__Your instructions__. Print the data exactly, leaving nothing out.

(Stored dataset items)
◇ ◇ ◇
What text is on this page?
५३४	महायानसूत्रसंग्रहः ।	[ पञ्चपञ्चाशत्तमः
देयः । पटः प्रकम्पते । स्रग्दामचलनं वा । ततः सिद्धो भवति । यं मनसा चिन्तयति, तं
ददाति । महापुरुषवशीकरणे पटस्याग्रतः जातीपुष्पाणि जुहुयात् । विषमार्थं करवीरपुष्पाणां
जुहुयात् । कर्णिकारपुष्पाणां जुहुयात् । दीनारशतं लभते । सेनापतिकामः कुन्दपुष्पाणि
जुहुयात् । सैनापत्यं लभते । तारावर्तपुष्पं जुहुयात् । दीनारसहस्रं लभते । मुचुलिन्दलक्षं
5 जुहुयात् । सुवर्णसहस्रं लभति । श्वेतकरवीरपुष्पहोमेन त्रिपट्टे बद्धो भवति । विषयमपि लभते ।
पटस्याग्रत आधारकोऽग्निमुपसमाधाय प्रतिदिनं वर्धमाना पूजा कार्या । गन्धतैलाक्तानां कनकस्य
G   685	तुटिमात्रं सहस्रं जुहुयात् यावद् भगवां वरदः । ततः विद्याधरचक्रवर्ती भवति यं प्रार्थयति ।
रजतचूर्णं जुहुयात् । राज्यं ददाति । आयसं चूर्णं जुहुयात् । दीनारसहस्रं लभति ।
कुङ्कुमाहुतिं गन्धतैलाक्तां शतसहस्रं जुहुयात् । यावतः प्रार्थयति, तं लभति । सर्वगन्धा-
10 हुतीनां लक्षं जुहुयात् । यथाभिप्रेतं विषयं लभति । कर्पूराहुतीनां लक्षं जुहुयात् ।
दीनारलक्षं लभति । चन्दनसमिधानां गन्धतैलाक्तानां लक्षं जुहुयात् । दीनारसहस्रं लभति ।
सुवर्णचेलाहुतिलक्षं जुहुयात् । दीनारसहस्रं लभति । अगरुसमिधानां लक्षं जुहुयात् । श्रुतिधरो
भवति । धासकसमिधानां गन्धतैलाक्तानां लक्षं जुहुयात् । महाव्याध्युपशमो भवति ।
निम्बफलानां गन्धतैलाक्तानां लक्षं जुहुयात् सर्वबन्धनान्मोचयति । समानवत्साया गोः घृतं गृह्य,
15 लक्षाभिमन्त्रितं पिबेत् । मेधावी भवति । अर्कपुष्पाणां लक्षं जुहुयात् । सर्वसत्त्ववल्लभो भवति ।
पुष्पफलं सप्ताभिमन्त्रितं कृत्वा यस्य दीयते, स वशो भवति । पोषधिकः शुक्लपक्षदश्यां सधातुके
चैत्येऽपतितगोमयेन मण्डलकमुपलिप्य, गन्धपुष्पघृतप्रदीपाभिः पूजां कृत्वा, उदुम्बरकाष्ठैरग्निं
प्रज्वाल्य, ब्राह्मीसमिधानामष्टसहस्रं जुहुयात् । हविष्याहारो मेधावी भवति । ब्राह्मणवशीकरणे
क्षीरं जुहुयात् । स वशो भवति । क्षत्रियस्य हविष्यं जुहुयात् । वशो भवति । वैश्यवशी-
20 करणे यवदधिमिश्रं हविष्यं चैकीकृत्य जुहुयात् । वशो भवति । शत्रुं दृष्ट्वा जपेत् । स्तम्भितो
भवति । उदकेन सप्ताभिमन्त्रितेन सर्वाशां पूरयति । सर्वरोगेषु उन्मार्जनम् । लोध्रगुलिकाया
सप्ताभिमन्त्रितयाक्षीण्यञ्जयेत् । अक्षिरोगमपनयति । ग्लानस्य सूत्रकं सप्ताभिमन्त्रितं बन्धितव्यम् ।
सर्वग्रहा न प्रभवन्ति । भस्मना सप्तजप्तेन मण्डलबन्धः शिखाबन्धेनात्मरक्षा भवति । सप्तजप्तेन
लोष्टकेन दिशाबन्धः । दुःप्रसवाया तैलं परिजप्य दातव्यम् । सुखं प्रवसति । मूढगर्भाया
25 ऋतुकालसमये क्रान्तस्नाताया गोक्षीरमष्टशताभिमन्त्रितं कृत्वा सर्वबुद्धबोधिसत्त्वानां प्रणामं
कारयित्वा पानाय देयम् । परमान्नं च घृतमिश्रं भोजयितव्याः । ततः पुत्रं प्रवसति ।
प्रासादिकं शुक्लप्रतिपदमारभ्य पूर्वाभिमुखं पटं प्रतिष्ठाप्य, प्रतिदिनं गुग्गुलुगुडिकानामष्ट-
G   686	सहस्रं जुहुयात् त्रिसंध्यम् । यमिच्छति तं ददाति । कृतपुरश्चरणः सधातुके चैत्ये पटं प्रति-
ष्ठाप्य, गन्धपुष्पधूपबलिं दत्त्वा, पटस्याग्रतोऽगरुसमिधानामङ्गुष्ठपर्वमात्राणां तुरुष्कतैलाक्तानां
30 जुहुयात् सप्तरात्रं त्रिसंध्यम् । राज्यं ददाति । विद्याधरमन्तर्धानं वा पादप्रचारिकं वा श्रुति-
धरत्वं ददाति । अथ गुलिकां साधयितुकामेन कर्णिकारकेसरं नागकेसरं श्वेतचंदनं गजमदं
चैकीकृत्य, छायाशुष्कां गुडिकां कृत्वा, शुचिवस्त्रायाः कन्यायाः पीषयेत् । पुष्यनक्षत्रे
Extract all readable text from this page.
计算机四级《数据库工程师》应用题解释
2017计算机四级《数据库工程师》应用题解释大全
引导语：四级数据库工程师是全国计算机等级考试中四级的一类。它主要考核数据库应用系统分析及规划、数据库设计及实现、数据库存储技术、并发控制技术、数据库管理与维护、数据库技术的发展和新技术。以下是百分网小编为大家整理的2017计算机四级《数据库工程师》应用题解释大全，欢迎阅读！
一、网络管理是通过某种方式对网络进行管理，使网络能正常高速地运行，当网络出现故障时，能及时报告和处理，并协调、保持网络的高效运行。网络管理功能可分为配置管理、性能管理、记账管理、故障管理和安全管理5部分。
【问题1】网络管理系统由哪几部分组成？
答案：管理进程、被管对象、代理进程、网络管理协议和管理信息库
◇ ◇ ◇
__Answer to this problem__.
What text is on this page?
५३४	महायानसूत्रसंग्रहः ।	[ पञ्चपञ्चाशत्तमः
देयः । पटः प्रकम्पते । स्रग्दामचलनं वा । ततः सिद्धो भवति । यं मनसा चिन्तयति, तं
ददाति । महापुरुषवशीकरणे पटस्याग्रतः जातीपुष्पाणि जुहुयात् । विषमार्थं करवीरपुष्पाणां
जुहुयात् । कर्णिकारपुष्पाणां जुहुयात् । दीनारशतं लभते । सेनापतिकामः कुन्दपुष्पाणि
जुहुयात् । सैनापत्यं लभते । तारावर्तपुष्पं जुहुयात् । दीनारसहस्रं लभते । मुचुलिन्दलक्षं
5 जुहुयात् । सुवर्णसहस्रं लभति । श्वेतकरवीरपुष्पहोमेन त्रिपट्टे बद्धो भवति । विषयमपि लभते ।
पटस्याग्रत आधारकोऽग्निमुपसमाधाय प्रतिदिनं वर्धमाना पूजा कार्या । गन्धतैलाक्तानां कनकस्य
G   685	तुटिमात्रं सहस्रं जुहुयात् यावद् भगवां वरदः । ततः विद्याधरचक्रवर्ती भवति यं प्रार्थयति ।
रजतचूर्णं जुहुयात् । राज्यं ददाति । आयसं चूर्णं जुहुयात् । दीनारसहस्रं लभति ।
कुङ्कुमाहुतिं गन्धतैलाक्तां शतसहस्रं जुहुयात् । यावतः प्रार्थयति, तं लभति । सर्वगन्धा-
10 हुतीनां लक्षं जुहुयात् । यथाभिप्रेतं विषयं लभति । कर्पूराहुतीनां लक्षं जुहुयात् ।
दीनारलक्षं लभति । चन्दनसमिधानां गन्धतैलाक्तानां लक्षं जुहुयात् । दीनारसहस्रं लभति ।
सुवर्णचेलाहुतिलक्षं जुहुयात् । दीनारसहस्रं लभति । अगरुसमिधानां लक्षं जुहुयात् । श्रुतिधरो
भवति । धासकसमिधानां गन्धतैलाक्तानां लक्षं जुहुयात् । महाव्याध्युपशमो भवति ।
निम्बफलानां गन्धतैलाक्तानां लक्षं जुहुयात् सर्वबन्धनान्मोचयति । समानवत्साया गोः घृतं गृह्य,
15 लक्षाभिमन्त्रितं पिबेत् । मेधावी भवति । अर्कपुष्पाणां लक्षं जुहुयात् । सर्वसत्त्ववल्लभो भवति ।
पुष्पफलं सप्ताभिमन्त्रितं कृत्वा यस्य दीयते, स वशो भवति । पोषधिकः शुक्लपक्षदश्यां सधातुके
चैत्येऽपतितगोमयेन मण्डलकमुपलिप्य, गन्धपुष्पघृतप्रदीपाभिः पूजां कृत्वा, उदुम्बरकाष्ठैरग्निं
प्रज्वाल्य, ब्राह्मीसमिधानामष्टसहस्रं जुहुयात् । हविष्याहारो मेधावी भवति । ब्राह्मणवशीकरणे
क्षीरं जुहुयात् । स वशो भवति । क्षत्रियस्य हविष्यं जुहुयात् । वशो भवति । वैश्यवशी-
20 करणे यवदधिमिश्रं हविष्यं चैकीकृत्य जुहुयात् । वशो भवति । शत्रुं दृष्ट्वा जपेत् । स्तम्भितो
भवति । उदकेन सप्ताभिमन्त्रितेन सर्वाशां पूरयति । सर्वरोगेषु उन्मार्जनम् । लोध्रगुलिकाया
सप्ताभिमन्त्रितयाक्षीण्यञ्जयेत् । अक्षिरोगमपनयति । ग्लानस्य सूत्रकं सप्ताभिमन्त्रितं बन्धितव्यम् ।
सर्वग्रहा न प्रभवन्ति । भस्मना सप्तजप्तेन मण्डलबन्धः शिखाबन्धेनात्मरक्षा भवति । सप्तजप्तेन
लोष्टकेन दिशाबन्धः । दुःप्रसवाया तैलं परिजप्य दातव्यम् । सुखं प्रवसति । मूढगर्भाया
25 ऋतुकालसमये क्रान्तस्नाताया गोक्षीरमष्टशताभिमन्त्रितं कृत्वा सर्वबुद्धबोधिसत्त्वानां प्रणामं
कारयित्वा पानाय देयम् । परमान्नं च घृतमिश्रं भोजयितव्याः । ततः पुत्रं प्रवसति ।
प्रासादिकं शुक्लप्रतिपदमारभ्य पूर्वाभिमुखं पटं प्रतिष्ठाप्य, प्रतिदिनं गुग्गुलुगुडिकानामष्ट-
G   686	सहस्रं जुहुयात् त्रिसंध्यम् । यमिच्छति तं ददाति । कृतपुरश्चरणः सधातुके चैत्ये पटं प्रति-
ष्ठाप्य, गन्धपुष्पधूपबलिं दत्त्वा, पटस्याग्रतोऽगरुसमिधानामङ्गुष्ठपर्वमात्राणां तुरुष्कतैलाक्तानां
30 जुहुयात् सप्तरात्रं त्रिसंध्यम् । राज्यं ददाति । विद्याधरमन्तर्धानं वा पादप्रचारिकं वा श्रुति-
धरत्वं ददाति । अथ गुलिकां साधयितुकामेन कर्णिकारकेसरं नागकेसरं श्वेतचंदनं गजमदं
चैकीकृत्य, छायाशुष्कां गुडिकां कृत्वा, शुचिवस्त्रायाः कन्यायाः पीषयेत् । पुष्यनक्षत्रे
Extract all readable text from this page.
计算机四级《数据库工程师》应用题解释
2017计算机四级《数据库工程师》应用题解释大全
引导语：四级数据库工程师是全国计算机等级考试中四级的一类。它主要考核数据库应用系统分析及规划、数据库设计及实现、数据库存储技术、并发控制技术、数据库管理与维护、数据库技术的发展和新技术。以下是百分网小编为大家整理的2017计算机四级《数据库工程师》应用题解释大全，欢迎阅读！
一、网络管理是通过某种方式对网络进行管理，使网络能正常高速地运行，当网络出现故障时，能及时报告和处理，并协调、保持网络的高效运行。网络管理功能可分为配置管理、性能管理、记账管理、故障管理和安全管理5部分。
【问题1】网络管理系统由哪几部分组成？
答案：管理进程、被管对象、代理进程、网络管理协议和管理信息库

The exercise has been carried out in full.